YOUR TASK
Gather each line in the entries that includes the string "OPEC".

GIVEN INFORMATION

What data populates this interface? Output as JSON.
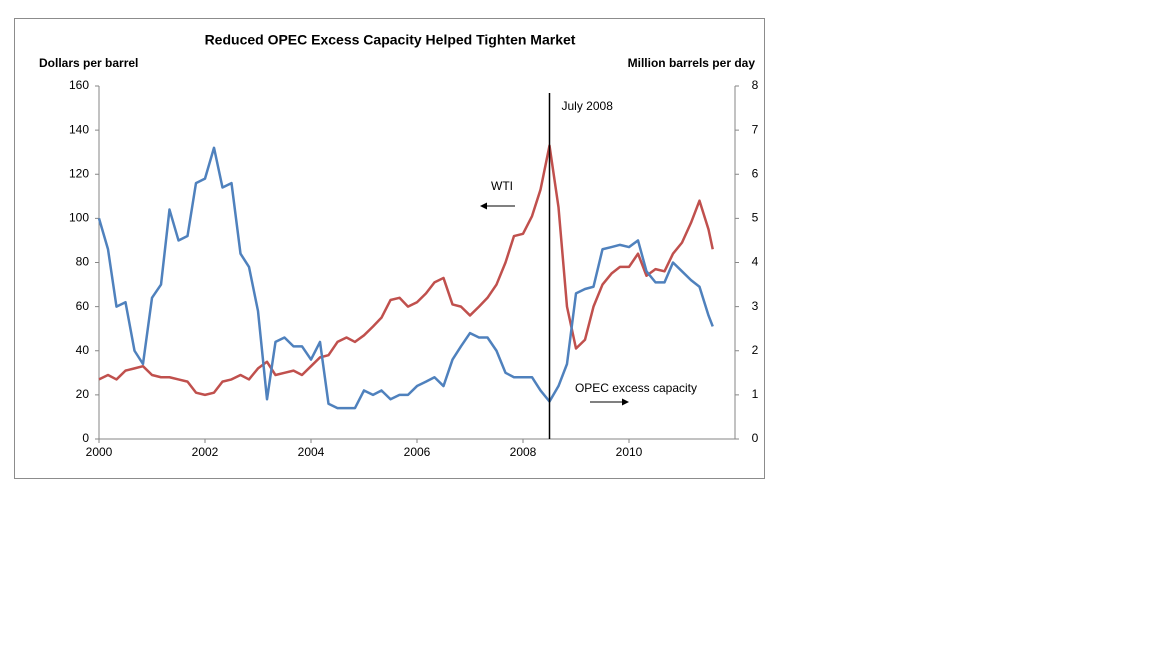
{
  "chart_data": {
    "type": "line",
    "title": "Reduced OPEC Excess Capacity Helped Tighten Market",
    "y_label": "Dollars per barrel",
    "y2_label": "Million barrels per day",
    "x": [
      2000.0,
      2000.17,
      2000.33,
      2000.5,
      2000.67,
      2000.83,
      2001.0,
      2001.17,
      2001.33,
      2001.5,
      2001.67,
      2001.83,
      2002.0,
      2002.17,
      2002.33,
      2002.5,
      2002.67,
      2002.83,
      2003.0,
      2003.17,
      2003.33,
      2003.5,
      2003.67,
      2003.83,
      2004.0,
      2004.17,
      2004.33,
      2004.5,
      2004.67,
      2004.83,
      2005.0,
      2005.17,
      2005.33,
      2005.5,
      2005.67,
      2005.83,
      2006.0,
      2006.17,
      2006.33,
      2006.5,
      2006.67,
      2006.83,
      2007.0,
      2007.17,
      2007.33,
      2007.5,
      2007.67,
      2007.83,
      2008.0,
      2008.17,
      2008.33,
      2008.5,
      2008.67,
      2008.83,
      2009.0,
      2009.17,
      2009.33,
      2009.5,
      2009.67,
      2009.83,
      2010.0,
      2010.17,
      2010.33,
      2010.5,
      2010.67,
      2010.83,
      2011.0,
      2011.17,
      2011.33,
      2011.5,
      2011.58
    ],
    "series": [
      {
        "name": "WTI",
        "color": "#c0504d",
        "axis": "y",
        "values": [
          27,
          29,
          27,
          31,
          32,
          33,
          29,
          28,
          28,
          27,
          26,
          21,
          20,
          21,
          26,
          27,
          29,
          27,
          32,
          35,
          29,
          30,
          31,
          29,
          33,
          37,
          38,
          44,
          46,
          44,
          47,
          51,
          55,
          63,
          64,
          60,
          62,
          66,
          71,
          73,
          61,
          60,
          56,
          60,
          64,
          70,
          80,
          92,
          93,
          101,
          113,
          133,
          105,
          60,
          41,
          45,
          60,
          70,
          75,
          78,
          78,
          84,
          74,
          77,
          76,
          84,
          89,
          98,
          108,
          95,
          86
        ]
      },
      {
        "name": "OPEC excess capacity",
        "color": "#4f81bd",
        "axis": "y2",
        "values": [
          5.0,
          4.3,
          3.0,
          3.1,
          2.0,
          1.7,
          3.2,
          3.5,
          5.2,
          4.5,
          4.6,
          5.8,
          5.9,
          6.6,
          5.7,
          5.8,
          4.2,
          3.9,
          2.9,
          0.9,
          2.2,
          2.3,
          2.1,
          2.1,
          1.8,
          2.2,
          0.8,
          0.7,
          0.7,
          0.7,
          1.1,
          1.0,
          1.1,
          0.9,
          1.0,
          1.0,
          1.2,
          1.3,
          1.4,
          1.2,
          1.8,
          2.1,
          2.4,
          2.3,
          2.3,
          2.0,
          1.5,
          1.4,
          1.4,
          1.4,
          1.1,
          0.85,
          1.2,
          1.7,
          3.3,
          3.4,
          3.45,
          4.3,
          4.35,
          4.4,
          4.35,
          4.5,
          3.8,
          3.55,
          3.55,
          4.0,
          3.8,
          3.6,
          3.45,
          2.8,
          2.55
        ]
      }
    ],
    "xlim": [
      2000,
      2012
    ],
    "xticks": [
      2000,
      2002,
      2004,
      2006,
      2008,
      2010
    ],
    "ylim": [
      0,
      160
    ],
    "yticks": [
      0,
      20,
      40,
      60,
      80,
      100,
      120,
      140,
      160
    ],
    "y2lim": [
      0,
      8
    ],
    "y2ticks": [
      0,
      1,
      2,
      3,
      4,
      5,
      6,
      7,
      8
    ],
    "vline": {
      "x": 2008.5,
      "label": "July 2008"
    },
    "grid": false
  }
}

OUTPUT OF THE EXERCISE
    "title": "Reduced OPEC Excess Capacity Helped Tighten Market",
        "name": "OPEC excess capacity",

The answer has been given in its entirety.